▸ Record extracts:
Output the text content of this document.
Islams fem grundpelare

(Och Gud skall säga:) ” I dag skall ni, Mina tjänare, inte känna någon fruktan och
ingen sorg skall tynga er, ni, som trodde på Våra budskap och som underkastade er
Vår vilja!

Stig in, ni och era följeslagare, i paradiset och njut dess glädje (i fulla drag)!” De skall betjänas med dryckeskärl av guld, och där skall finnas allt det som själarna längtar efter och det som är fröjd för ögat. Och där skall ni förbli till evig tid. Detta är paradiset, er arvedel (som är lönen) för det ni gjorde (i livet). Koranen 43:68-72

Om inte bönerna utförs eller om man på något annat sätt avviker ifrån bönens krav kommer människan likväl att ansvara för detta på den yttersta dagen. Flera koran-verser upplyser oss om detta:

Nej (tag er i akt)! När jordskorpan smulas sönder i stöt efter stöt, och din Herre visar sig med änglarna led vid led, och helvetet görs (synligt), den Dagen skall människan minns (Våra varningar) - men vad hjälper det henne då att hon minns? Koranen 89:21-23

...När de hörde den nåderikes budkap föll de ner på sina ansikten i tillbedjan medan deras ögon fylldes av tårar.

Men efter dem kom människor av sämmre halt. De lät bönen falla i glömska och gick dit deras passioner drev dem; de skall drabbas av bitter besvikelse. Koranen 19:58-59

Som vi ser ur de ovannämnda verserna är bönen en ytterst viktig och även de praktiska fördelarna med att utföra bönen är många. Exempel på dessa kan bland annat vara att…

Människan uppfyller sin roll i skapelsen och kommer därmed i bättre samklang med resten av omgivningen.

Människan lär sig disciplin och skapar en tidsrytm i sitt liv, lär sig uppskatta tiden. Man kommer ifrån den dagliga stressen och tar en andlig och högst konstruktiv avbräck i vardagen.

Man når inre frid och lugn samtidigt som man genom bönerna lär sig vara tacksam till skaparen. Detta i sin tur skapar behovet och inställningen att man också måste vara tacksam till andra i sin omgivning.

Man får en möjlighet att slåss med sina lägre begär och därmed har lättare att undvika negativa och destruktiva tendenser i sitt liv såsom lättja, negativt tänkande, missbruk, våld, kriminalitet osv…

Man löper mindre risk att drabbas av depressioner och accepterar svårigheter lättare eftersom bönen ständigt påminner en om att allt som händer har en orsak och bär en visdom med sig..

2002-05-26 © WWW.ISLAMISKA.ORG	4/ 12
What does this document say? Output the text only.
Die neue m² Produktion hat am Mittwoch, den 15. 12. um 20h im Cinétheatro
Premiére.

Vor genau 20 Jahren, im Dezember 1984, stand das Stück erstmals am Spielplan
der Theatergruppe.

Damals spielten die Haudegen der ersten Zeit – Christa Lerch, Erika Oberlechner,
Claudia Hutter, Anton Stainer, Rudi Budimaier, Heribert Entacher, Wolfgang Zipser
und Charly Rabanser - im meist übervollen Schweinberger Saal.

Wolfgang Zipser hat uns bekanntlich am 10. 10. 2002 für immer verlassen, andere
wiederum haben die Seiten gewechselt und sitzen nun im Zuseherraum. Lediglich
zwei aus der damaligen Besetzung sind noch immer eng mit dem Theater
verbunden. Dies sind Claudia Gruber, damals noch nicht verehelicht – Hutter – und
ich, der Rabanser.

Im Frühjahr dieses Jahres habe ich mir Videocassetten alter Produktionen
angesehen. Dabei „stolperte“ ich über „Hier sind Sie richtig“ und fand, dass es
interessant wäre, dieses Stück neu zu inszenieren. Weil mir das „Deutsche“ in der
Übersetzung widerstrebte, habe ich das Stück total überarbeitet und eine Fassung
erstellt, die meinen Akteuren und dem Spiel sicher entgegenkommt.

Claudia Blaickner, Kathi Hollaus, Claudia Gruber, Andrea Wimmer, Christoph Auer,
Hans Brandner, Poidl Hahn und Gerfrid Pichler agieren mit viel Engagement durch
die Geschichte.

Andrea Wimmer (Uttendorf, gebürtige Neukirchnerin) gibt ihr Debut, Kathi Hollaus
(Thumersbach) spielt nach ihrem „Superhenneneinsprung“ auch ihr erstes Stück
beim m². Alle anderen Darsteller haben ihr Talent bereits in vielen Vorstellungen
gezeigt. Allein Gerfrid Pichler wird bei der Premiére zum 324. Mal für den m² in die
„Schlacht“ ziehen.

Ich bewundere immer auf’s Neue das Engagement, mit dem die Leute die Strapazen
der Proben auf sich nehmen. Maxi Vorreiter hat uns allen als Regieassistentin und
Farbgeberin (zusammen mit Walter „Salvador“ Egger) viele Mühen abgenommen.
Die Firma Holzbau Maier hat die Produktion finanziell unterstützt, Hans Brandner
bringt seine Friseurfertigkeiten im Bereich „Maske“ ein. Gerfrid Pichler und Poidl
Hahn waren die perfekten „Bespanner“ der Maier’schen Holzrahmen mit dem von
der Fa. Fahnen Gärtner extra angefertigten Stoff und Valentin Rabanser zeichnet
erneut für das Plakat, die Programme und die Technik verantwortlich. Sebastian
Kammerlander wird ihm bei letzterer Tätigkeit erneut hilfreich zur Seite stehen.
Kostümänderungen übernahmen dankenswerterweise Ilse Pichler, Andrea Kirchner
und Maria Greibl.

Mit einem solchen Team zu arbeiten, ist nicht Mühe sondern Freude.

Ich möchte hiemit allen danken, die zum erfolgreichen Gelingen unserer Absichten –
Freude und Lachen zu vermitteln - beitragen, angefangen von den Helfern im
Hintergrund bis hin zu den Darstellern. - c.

▸ What needs to be done: Every entry needs to be written out again, exactly as given.

▸ Result for this exercise:
Output the text content of this document.
Islams fem grundpelare

(Och Gud skall säga:) ” I dag skall ni, Mina tjänare, inte känna någon fruktan och
ingen sorg skall tynga er, ni, som trodde på Våra budskap och som underkastade er
Vår vilja!

Stig in, ni och era följeslagare, i paradiset och njut dess glädje (i fulla drag)!” De skall betjänas med dryckeskärl av guld, och där skall finnas allt det som själarna längtar efter och det som är fröjd för ögat. Och där skall ni förbli till evig tid. Detta är paradiset, er arvedel (som är lönen) för det ni gjorde (i livet). Koranen 43:68-72

Om inte bönerna utförs eller om man på något annat sätt avviker ifrån bönens krav kommer människan likväl att ansvara för detta på den yttersta dagen. Flera koran-verser upplyser oss om detta:

Nej (tag er i akt)! När jordskorpan smulas sönder i stöt efter stöt, och din Herre visar sig med änglarna led vid led, och helvetet görs (synligt), den Dagen skall människan minns (Våra varningar) - men vad hjälper det henne då att hon minns? Koranen 89:21-23

...När de hörde den nåderikes budkap föll de ner på sina ansikten i tillbedjan medan deras ögon fylldes av tårar.

Men efter dem kom människor av sämmre halt. De lät bönen falla i glömska och gick dit deras passioner drev dem; de skall drabbas av bitter besvikelse. Koranen 19:58-59

Som vi ser ur de ovannämnda verserna är bönen en ytterst viktig och även de praktiska fördelarna med att utföra bönen är många. Exempel på dessa kan bland annat vara att…

Människan uppfyller sin roll i skapelsen och kommer därmed i bättre samklang med resten av omgivningen.

Människan lär sig disciplin och skapar en tidsrytm i sitt liv, lär sig uppskatta tiden. Man kommer ifrån den dagliga stressen och tar en andlig och högst konstruktiv avbräck i vardagen.

Man når inre frid och lugn samtidigt som man genom bönerna lär sig vara tacksam till skaparen. Detta i sin tur skapar behovet och inställningen att man också måste vara tacksam till andra i sin omgivning.

Man får en möjlighet att slåss med sina lägre begär och därmed har lättare att undvika negativa och destruktiva tendenser i sitt liv såsom lättja, negativt tänkande, missbruk, våld, kriminalitet osv…

Man löper mindre risk att drabbas av depressioner och accepterar svårigheter lättare eftersom bönen ständigt påminner en om att allt som händer har en orsak och bär en visdom med sig..

2002-05-26 © WWW.ISLAMISKA.ORG	4/ 12
What does this document say? Output the text only.
Die neue m² Produktion hat am Mittwoch, den 15. 12. um 20h im Cinétheatro
Premiére.

Vor genau 20 Jahren, im Dezember 1984, stand das Stück erstmals am Spielplan
der Theatergruppe.

Damals spielten die Haudegen der ersten Zeit – Christa Lerch, Erika Oberlechner,
Claudia Hutter, Anton Stainer, Rudi Budimaier, Heribert Entacher, Wolfgang Zipser
und Charly Rabanser - im meist übervollen Schweinberger Saal.

Wolfgang Zipser hat uns bekanntlich am 10. 10. 2002 für immer verlassen, andere
wiederum haben die Seiten gewechselt und sitzen nun im Zuseherraum. Lediglich
zwei aus der damaligen Besetzung sind noch immer eng mit dem Theater
verbunden. Dies sind Claudia Gruber, damals noch nicht verehelicht – Hutter – und
ich, der Rabanser.

Im Frühjahr dieses Jahres habe ich mir Videocassetten alter Produktionen
angesehen. Dabei „stolperte“ ich über „Hier sind Sie richtig“ und fand, dass es
interessant wäre, dieses Stück neu zu inszenieren. Weil mir das „Deutsche“ in der
Übersetzung widerstrebte, habe ich das Stück total überarbeitet und eine Fassung
erstellt, die meinen Akteuren und dem Spiel sicher entgegenkommt.

Claudia Blaickner, Kathi Hollaus, Claudia Gruber, Andrea Wimmer, Christoph Auer,
Hans Brandner, Poidl Hahn und Gerfrid Pichler agieren mit viel Engagement durch
die Geschichte.

Andrea Wimmer (Uttendorf, gebürtige Neukirchnerin) gibt ihr Debut, Kathi Hollaus
(Thumersbach) spielt nach ihrem „Superhenneneinsprung“ auch ihr erstes Stück
beim m². Alle anderen Darsteller haben ihr Talent bereits in vielen Vorstellungen
gezeigt. Allein Gerfrid Pichler wird bei der Premiére zum 324. Mal für den m² in die
„Schlacht“ ziehen.

Ich bewundere immer auf’s Neue das Engagement, mit dem die Leute die Strapazen
der Proben auf sich nehmen. Maxi Vorreiter hat uns allen als Regieassistentin und
Farbgeberin (zusammen mit Walter „Salvador“ Egger) viele Mühen abgenommen.
Die Firma Holzbau Maier hat die Produktion finanziell unterstützt, Hans Brandner
bringt seine Friseurfertigkeiten im Bereich „Maske“ ein. Gerfrid Pichler und Poidl
Hahn waren die perfekten „Bespanner“ der Maier’schen Holzrahmen mit dem von
der Fa. Fahnen Gärtner extra angefertigten Stoff und Valentin Rabanser zeichnet
erneut für das Plakat, die Programme und die Technik verantwortlich. Sebastian
Kammerlander wird ihm bei letzterer Tätigkeit erneut hilfreich zur Seite stehen.
Kostümänderungen übernahmen dankenswerterweise Ilse Pichler, Andrea Kirchner
und Maria Greibl.

Mit einem solchen Team zu arbeiten, ist nicht Mühe sondern Freude.

Ich möchte hiemit allen danken, die zum erfolgreichen Gelingen unserer Absichten –
Freude und Lachen zu vermitteln - beitragen, angefangen von den Helfern im
Hintergrund bis hin zu den Darstellern. - c.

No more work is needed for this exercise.